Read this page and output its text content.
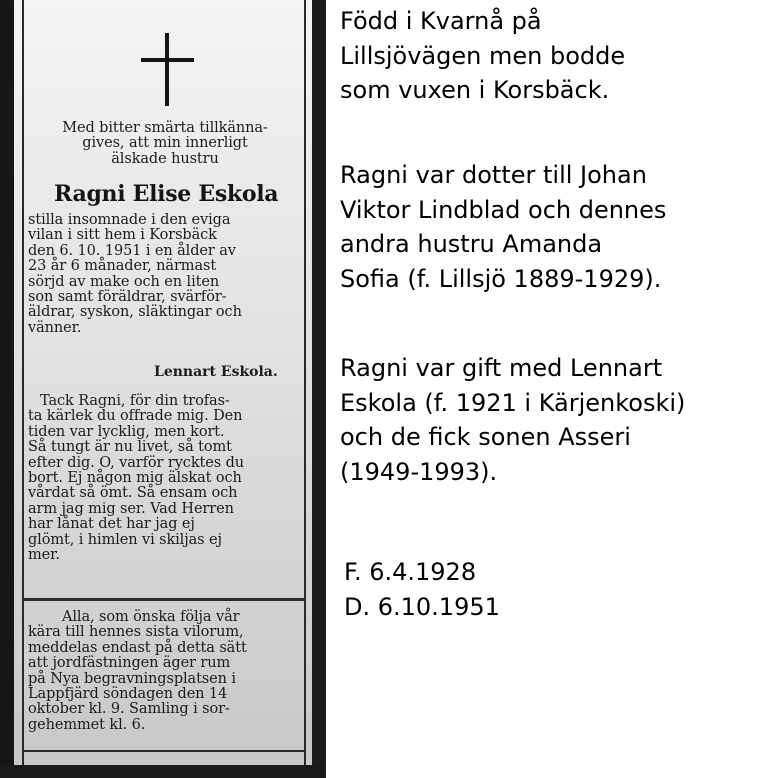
Med bitter smärta tillkänna-
gives, att min innerligt
älskade hustru
Ragni Elise Eskola
stilla insomnade i den eviga
vilan i sitt hem i Korsbäck
den 6. 10. 1951 i en ålder av
23 år 6 månader, närmast
sörjd av make och en liten
son samt föräldrar, svärför-
äldrar, syskon, släktingar och
vänner.
Lennart Eskola.
Tack Ragni, för din trofas-
ta kärlek du offrade mig. Den
tiden var lycklig, men kort.
Så tungt är nu livet, så tomt
efter dig. O, varför rycktes du
bort. Ej någon mig älskat och
vårdat så ömt. Så ensam och
arm jag mig ser. Vad Herren
har lånat det har jag ej
glömt, i himlen vi skiljas ej
mer.
Alla, som önska följa vår
kära till hennes sista vilorum,
meddelas endast på detta sätt
att jordfästningen äger rum
på Nya begravningsplatsen i
Lappfjärd söndagen den 14
oktober kl. 9. Samling i sor-
gehemmet kl. 6.
Född i Kvarnå på
Lillsjövägen men bodde
som vuxen i Korsbäck.
Ragni var dotter till Johan
Viktor Lindblad och dennes
andra hustru Amanda
Sofia (f. Lillsjö 1889-1929).
Ragni var gift med Lennart
Eskola (f. 1921 i Kärjenkoski)
och de fick sonen Asseri
(1949-1993).
F. 6.4.1928
D. 6.10.1951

# # # #

WRITTEN EXERCISE: Set down all the entries exactly as they appear, but skip any pictures.

CORRECT RESULT:
Read this page and output its text content.
Med bitter smärta tillkänna-
gives, att min innerligt
älskade hustru
Ragni Elise Eskola
stilla insomnade i den eviga
vilan i sitt hem i Korsbäck
den 6. 10. 1951 i en ålder av
23 år 6 månader, närmast
sörjd av make och en liten
son samt föräldrar, svärför-
äldrar, syskon, släktingar och
vänner.
Lennart Eskola.
Tack Ragni, för din trofas-
ta kärlek du offrade mig. Den
tiden var lycklig, men kort.
Så tungt är nu livet, så tomt
efter dig. O, varför rycktes du
bort. Ej någon mig älskat och
vårdat så ömt. Så ensam och
arm jag mig ser. Vad Herren
har lånat det har jag ej
glömt, i himlen vi skiljas ej
mer.
Alla, som önska följa vår
kära till hennes sista vilorum,
meddelas endast på detta sätt
att jordfästningen äger rum
på Nya begravningsplatsen i
Lappfjärd söndagen den 14
oktober kl. 9. Samling i sor-
gehemmet kl. 6.
Född i Kvarnå på
Lillsjövägen men bodde
som vuxen i Korsbäck.
Ragni var dotter till Johan
Viktor Lindblad och dennes
andra hustru Amanda
Sofia (f. Lillsjö 1889-1929).
Ragni var gift med Lennart
Eskola (f. 1921 i Kärjenkoski)
och de fick sonen Asseri
(1949-1993).
F. 6.4.1928
D. 6.10.1951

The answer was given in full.